[Set task]
Quote, without any change, the line that contains "Extract all readable text from this page." and all lines that follow it to the end of the data below.

Stored items from a collection:
»»
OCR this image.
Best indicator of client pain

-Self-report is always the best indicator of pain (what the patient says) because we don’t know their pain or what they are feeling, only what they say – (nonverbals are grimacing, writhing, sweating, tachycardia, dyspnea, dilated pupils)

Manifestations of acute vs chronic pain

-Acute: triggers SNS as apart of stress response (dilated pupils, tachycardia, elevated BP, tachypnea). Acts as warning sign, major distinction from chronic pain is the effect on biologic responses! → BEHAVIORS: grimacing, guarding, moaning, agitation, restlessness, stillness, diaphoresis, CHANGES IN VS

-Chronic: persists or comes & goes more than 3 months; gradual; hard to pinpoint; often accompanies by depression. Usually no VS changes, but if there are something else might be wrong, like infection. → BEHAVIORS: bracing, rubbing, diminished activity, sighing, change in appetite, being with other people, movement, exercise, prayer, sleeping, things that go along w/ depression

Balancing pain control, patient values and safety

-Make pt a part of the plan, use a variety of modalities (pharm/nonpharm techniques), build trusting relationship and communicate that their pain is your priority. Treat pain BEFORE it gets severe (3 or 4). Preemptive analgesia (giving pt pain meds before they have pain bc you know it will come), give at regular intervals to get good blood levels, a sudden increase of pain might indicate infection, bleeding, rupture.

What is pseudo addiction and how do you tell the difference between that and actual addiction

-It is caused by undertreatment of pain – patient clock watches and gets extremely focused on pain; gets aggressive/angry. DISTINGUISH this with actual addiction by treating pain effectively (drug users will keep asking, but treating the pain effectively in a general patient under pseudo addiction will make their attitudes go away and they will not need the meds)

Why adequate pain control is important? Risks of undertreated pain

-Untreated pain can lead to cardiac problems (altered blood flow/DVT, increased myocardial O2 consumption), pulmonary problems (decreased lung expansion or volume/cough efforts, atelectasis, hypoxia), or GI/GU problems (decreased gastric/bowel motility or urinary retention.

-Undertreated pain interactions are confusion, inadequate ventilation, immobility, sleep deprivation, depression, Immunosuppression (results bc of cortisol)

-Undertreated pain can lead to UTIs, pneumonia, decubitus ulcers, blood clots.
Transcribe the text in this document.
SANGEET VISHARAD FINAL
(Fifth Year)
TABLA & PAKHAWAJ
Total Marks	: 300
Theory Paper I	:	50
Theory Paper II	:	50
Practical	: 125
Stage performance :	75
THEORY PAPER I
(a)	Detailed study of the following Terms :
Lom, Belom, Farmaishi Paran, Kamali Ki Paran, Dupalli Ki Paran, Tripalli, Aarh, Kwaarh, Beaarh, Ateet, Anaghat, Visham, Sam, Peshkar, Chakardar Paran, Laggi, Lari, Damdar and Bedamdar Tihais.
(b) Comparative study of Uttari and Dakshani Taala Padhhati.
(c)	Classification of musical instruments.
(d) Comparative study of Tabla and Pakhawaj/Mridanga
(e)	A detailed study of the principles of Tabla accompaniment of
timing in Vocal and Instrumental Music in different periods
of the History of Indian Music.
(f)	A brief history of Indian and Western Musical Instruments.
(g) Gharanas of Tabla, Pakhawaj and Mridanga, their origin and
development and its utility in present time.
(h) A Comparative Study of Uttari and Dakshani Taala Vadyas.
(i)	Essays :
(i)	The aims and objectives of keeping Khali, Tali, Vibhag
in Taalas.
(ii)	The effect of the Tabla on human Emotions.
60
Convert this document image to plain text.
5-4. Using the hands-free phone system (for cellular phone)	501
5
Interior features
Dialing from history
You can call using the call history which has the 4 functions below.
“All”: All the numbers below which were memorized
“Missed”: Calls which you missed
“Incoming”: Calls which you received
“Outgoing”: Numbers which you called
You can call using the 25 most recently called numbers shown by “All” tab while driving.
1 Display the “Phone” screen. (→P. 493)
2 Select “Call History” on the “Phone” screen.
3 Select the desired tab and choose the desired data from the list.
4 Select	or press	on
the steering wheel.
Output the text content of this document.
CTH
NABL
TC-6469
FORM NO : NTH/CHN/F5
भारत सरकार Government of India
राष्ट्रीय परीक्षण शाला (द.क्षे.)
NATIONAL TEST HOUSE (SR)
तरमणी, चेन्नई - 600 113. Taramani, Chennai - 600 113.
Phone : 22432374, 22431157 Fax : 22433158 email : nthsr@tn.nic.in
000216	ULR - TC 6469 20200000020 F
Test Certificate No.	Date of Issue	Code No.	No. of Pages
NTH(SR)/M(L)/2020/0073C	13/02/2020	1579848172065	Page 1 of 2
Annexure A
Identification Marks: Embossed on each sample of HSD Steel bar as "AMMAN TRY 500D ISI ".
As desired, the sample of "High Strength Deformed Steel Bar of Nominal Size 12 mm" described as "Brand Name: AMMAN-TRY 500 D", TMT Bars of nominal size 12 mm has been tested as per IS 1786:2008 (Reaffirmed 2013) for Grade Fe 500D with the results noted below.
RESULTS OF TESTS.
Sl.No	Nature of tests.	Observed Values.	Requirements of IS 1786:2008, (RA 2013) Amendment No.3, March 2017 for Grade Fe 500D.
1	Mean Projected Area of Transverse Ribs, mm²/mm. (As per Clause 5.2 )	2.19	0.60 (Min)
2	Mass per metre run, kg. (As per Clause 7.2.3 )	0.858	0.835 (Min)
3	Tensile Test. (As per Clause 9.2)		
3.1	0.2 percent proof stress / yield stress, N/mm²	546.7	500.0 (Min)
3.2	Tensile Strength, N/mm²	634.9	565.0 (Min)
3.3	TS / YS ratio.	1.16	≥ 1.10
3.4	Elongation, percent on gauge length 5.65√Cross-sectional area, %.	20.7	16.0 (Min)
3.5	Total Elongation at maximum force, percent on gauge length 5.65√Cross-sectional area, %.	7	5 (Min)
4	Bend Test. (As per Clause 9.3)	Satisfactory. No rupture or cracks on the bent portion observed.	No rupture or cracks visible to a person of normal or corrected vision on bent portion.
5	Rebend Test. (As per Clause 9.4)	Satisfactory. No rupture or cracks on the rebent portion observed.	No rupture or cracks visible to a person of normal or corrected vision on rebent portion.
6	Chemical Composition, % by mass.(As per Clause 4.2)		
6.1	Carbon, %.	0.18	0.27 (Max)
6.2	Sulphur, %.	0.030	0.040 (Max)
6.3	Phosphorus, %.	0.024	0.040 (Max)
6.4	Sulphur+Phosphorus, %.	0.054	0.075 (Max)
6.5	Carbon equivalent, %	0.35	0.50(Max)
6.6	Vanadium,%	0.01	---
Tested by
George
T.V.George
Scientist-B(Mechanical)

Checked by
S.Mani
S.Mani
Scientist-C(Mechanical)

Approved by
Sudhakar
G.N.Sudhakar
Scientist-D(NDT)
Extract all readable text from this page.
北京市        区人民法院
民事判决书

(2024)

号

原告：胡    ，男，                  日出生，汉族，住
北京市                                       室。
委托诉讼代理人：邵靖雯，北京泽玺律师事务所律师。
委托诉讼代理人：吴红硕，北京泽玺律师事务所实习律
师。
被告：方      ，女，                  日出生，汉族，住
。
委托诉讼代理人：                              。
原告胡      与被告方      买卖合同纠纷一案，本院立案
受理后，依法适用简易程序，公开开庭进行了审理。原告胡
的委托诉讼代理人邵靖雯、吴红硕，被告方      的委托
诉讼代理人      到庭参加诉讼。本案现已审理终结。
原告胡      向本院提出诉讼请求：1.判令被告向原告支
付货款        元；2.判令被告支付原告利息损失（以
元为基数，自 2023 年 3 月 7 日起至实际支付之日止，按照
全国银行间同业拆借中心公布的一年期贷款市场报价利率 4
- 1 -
««
[Output below]
Extract all readable text from this page.
北京市        区人民法院
民事判决书

(2024)

号

原告：胡    ，男，                  日出生，汉族，住
北京市                                       室。
委托诉讼代理人：邵靖雯，北京泽玺律师事务所律师。
委托诉讼代理人：吴红硕，北京泽玺律师事务所实习律
师。
被告：方      ，女，                  日出生，汉族，住
。
委托诉讼代理人：                              。
原告胡      与被告方      买卖合同纠纷一案，本院立案
受理后，依法适用简易程序，公开开庭进行了审理。原告胡
的委托诉讼代理人邵靖雯、吴红硕，被告方      的委托
诉讼代理人      到庭参加诉讼。本案现已审理终结。
原告胡      向本院提出诉讼请求：1.判令被告向原告支
付货款        元；2.判令被告支付原告利息损失（以
元为基数，自 2023 年 3 月 7 日起至实际支付之日止，按照
全国银行间同业拆借中心公布的一年期贷款市场报价利率 4
- 1 -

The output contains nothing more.